--- Start of TASK MATERIAL ---

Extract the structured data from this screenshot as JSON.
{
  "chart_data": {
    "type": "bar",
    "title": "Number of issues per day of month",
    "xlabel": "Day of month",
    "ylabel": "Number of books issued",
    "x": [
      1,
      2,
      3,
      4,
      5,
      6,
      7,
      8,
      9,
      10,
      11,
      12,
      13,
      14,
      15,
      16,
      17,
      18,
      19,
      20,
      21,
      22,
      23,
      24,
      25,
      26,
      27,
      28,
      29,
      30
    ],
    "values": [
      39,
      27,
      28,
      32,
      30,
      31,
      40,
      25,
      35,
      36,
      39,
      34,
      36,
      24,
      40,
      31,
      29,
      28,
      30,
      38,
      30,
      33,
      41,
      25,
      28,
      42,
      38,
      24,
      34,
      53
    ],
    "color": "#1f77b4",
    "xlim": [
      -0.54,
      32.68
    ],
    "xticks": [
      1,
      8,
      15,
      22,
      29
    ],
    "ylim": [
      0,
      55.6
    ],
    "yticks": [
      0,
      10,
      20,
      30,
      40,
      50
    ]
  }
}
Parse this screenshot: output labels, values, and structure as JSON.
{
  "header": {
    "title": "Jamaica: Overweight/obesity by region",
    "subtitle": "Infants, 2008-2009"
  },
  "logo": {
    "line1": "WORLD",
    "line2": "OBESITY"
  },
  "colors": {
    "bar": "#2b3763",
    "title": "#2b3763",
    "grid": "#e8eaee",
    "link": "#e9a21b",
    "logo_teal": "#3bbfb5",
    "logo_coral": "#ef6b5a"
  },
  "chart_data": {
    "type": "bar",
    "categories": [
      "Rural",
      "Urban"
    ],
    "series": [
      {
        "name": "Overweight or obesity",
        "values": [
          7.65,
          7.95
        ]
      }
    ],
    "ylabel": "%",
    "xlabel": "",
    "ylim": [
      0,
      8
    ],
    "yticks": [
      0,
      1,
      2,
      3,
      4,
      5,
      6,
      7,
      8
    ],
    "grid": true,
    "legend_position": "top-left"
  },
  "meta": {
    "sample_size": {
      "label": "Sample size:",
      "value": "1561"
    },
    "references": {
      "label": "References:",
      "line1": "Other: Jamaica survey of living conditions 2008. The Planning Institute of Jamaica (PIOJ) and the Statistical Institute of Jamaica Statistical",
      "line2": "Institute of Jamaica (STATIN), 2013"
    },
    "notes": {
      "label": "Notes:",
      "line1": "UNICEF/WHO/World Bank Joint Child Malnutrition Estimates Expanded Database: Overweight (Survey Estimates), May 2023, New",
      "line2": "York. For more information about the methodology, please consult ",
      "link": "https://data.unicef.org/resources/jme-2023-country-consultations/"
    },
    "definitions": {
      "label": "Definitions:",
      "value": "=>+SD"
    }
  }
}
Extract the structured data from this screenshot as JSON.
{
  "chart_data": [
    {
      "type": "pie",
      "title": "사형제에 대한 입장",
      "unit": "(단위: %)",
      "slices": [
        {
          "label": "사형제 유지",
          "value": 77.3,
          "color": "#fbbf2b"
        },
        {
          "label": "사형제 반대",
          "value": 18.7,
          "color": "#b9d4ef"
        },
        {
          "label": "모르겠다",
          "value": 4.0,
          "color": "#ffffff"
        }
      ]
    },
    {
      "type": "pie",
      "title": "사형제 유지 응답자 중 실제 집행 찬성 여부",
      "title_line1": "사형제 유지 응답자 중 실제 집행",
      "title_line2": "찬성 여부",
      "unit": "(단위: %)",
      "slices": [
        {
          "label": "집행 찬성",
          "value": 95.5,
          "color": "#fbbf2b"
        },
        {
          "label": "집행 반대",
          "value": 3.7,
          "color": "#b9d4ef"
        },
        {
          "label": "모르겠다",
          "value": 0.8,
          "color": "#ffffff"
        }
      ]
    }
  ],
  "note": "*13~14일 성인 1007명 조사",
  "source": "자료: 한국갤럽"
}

--- End of TASK MATERIAL ---

• _WORK TO BE COMPLETED_
Of the lines in the entries above, how many include "link"? Only the number should be given.

• _TASK ANSWER_
2